=== SET EXERCISE ===
Your task is to print all of the material verbatim.

=== Data entries ===

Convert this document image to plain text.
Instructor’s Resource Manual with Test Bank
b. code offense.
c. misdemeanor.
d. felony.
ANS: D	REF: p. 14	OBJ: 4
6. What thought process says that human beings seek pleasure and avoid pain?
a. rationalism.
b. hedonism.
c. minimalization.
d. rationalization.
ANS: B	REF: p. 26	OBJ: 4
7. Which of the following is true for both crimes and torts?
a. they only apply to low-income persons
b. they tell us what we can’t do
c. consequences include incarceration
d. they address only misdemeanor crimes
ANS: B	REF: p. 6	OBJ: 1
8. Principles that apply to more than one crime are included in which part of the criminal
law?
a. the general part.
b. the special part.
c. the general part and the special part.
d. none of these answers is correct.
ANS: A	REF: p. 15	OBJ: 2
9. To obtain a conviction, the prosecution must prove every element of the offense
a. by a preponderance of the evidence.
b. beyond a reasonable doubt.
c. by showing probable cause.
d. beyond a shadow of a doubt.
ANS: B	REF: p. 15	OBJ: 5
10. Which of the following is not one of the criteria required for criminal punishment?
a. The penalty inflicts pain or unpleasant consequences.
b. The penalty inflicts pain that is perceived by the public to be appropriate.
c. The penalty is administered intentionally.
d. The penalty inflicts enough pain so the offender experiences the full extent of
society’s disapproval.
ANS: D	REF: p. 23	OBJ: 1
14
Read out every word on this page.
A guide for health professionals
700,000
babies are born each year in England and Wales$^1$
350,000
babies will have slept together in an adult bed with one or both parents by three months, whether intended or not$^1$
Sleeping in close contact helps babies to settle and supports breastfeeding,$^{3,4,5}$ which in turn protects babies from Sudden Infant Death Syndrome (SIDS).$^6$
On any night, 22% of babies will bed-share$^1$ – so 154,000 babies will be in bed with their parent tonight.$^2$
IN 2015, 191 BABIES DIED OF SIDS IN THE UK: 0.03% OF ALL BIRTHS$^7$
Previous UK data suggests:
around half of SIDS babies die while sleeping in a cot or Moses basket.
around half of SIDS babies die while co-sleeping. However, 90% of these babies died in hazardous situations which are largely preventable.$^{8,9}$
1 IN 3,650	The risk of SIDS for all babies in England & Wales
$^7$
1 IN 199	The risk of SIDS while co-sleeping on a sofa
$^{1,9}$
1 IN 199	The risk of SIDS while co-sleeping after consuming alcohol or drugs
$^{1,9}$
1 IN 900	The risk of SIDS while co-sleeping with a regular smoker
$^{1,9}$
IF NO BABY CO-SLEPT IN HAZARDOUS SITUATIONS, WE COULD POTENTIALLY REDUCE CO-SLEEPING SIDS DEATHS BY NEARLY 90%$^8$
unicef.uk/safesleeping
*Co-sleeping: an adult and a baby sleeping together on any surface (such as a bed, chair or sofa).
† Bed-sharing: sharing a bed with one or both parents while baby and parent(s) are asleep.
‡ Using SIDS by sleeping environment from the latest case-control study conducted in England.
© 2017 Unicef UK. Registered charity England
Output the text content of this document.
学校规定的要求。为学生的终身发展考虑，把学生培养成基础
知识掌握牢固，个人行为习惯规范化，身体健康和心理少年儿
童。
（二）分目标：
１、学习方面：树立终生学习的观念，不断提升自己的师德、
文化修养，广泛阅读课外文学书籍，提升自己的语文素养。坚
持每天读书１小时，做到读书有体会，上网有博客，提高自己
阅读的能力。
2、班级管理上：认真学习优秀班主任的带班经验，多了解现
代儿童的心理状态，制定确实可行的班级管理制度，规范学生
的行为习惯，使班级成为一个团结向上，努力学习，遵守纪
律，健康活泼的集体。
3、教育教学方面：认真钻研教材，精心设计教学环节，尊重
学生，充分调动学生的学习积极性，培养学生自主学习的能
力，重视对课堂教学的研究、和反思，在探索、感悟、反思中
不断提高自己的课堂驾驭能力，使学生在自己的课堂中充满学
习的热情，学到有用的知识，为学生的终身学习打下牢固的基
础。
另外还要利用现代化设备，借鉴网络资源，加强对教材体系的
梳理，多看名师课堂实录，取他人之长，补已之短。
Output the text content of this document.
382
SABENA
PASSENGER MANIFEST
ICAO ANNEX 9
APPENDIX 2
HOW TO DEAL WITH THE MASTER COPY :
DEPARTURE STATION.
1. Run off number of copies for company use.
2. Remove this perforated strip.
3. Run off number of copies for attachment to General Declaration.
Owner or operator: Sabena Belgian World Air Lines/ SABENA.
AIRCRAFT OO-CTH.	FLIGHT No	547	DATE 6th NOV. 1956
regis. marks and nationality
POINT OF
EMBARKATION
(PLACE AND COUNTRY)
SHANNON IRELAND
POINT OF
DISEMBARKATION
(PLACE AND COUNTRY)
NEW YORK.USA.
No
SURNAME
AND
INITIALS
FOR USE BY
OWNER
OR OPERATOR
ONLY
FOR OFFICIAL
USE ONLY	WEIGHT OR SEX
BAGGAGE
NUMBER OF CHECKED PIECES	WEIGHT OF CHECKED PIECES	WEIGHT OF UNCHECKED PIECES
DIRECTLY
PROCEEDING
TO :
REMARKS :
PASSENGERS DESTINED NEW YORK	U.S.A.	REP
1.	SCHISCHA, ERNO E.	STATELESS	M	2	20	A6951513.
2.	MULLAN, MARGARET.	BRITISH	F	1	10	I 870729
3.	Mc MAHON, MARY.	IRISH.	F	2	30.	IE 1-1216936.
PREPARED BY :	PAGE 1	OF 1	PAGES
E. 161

=== FINAL RESULT ===
Convert this document image to plain text.
Instructor’s Resource Manual with Test Bank
b. code offense.
c. misdemeanor.
d. felony.
ANS: D	REF: p. 14	OBJ: 4
6. What thought process says that human beings seek pleasure and avoid pain?
a. rationalism.
b. hedonism.
c. minimalization.
d. rationalization.
ANS: B	REF: p. 26	OBJ: 4
7. Which of the following is true for both crimes and torts?
a. they only apply to low-income persons
b. they tell us what we can’t do
c. consequences include incarceration
d. they address only misdemeanor crimes
ANS: B	REF: p. 6	OBJ: 1
8. Principles that apply to more than one crime are included in which part of the criminal
law?
a. the general part.
b. the special part.
c. the general part and the special part.
d. none of these answers is correct.
ANS: A	REF: p. 15	OBJ: 2
9. To obtain a conviction, the prosecution must prove every element of the offense
a. by a preponderance of the evidence.
b. beyond a reasonable doubt.
c. by showing probable cause.
d. beyond a shadow of a doubt.
ANS: B	REF: p. 15	OBJ: 5
10. Which of the following is not one of the criteria required for criminal punishment?
a. The penalty inflicts pain or unpleasant consequences.
b. The penalty inflicts pain that is perceived by the public to be appropriate.
c. The penalty is administered intentionally.
d. The penalty inflicts enough pain so the offender experiences the full extent of
society’s disapproval.
ANS: D	REF: p. 23	OBJ: 1
14
Read out every word on this page.
A guide for health professionals
700,000
babies are born each year in England and Wales$^1$
350,000
babies will have slept together in an adult bed with one or both parents by three months, whether intended or not$^1$
Sleeping in close contact helps babies to settle and supports breastfeeding,$^{3,4,5}$ which in turn protects babies from Sudden Infant Death Syndrome (SIDS).$^6$
On any night, 22% of babies will bed-share$^1$ – so 154,000 babies will be in bed with their parent tonight.$^2$
IN 2015, 191 BABIES DIED OF SIDS IN THE UK: 0.03% OF ALL BIRTHS$^7$
Previous UK data suggests:
around half of SIDS babies die while sleeping in a cot or Moses basket.
around half of SIDS babies die while co-sleeping. However, 90% of these babies died in hazardous situations which are largely preventable.$^{8,9}$
1 IN 3,650	The risk of SIDS for all babies in England & Wales
$^7$
1 IN 199	The risk of SIDS while co-sleeping on a sofa
$^{1,9}$
1 IN 199	The risk of SIDS while co-sleeping after consuming alcohol or drugs
$^{1,9}$
1 IN 900	The risk of SIDS while co-sleeping with a regular smoker
$^{1,9}$
IF NO BABY CO-SLEPT IN HAZARDOUS SITUATIONS, WE COULD POTENTIALLY REDUCE CO-SLEEPING SIDS DEATHS BY NEARLY 90%$^8$
unicef.uk/safesleeping
*Co-sleeping: an adult and a baby sleeping together on any surface (such as a bed, chair or sofa).
† Bed-sharing: sharing a bed with one or both parents while baby and parent(s) are asleep.
‡ Using SIDS by sleeping environment from the latest case-control study conducted in England.
© 2017 Unicef UK. Registered charity England
Output the text content of this document.
学校规定的要求。为学生的终身发展考虑，把学生培养成基础
知识掌握牢固，个人行为习惯规范化，身体健康和心理少年儿
童。
（二）分目标：
１、学习方面：树立终生学习的观念，不断提升自己的师德、
文化修养，广泛阅读课外文学书籍，提升自己的语文素养。坚
持每天读书１小时，做到读书有体会，上网有博客，提高自己
阅读的能力。
2、班级管理上：认真学习优秀班主任的带班经验，多了解现
代儿童的心理状态，制定确实可行的班级管理制度，规范学生
的行为习惯，使班级成为一个团结向上，努力学习，遵守纪
律，健康活泼的集体。
3、教育教学方面：认真钻研教材，精心设计教学环节，尊重
学生，充分调动学生的学习积极性，培养学生自主学习的能
力，重视对课堂教学的研究、和反思，在探索、感悟、反思中
不断提高自己的课堂驾驭能力，使学生在自己的课堂中充满学
习的热情，学到有用的知识，为学生的终身学习打下牢固的基
础。
另外还要利用现代化设备，借鉴网络资源，加强对教材体系的
梳理，多看名师课堂实录，取他人之长，补已之短。
Output the text content of this document.
382
SABENA
PASSENGER MANIFEST
ICAO ANNEX 9
APPENDIX 2
HOW TO DEAL WITH THE MASTER COPY :
DEPARTURE STATION.
1. Run off number of copies for company use.
2. Remove this perforated strip.
3. Run off number of copies for attachment to General Declaration.
Owner or operator: Sabena Belgian World Air Lines/ SABENA.
AIRCRAFT OO-CTH.	FLIGHT No	547	DATE 6th NOV. 1956
regis. marks and nationality
POINT OF
EMBARKATION
(PLACE AND COUNTRY)
SHANNON IRELAND
POINT OF
DISEMBARKATION
(PLACE AND COUNTRY)
NEW YORK.USA.
No
SURNAME
AND
INITIALS
FOR USE BY
OWNER
OR OPERATOR
ONLY
FOR OFFICIAL
USE ONLY	WEIGHT OR SEX
BAGGAGE
NUMBER OF CHECKED PIECES	WEIGHT OF CHECKED PIECES	WEIGHT OF UNCHECKED PIECES
DIRECTLY
PROCEEDING
TO :
REMARKS :
PASSENGERS DESTINED NEW YORK	U.S.A.	REP
1.	SCHISCHA, ERNO E.	STATELESS	M	2	20	A6951513.
2.	MULLAN, MARGARET.	BRITISH	F	1	10	I 870729
3.	Mc MAHON, MARY.	IRISH.	F	2	30.	IE 1-1216936.
PREPARED BY :	PAGE 1	OF 1	PAGES
E. 161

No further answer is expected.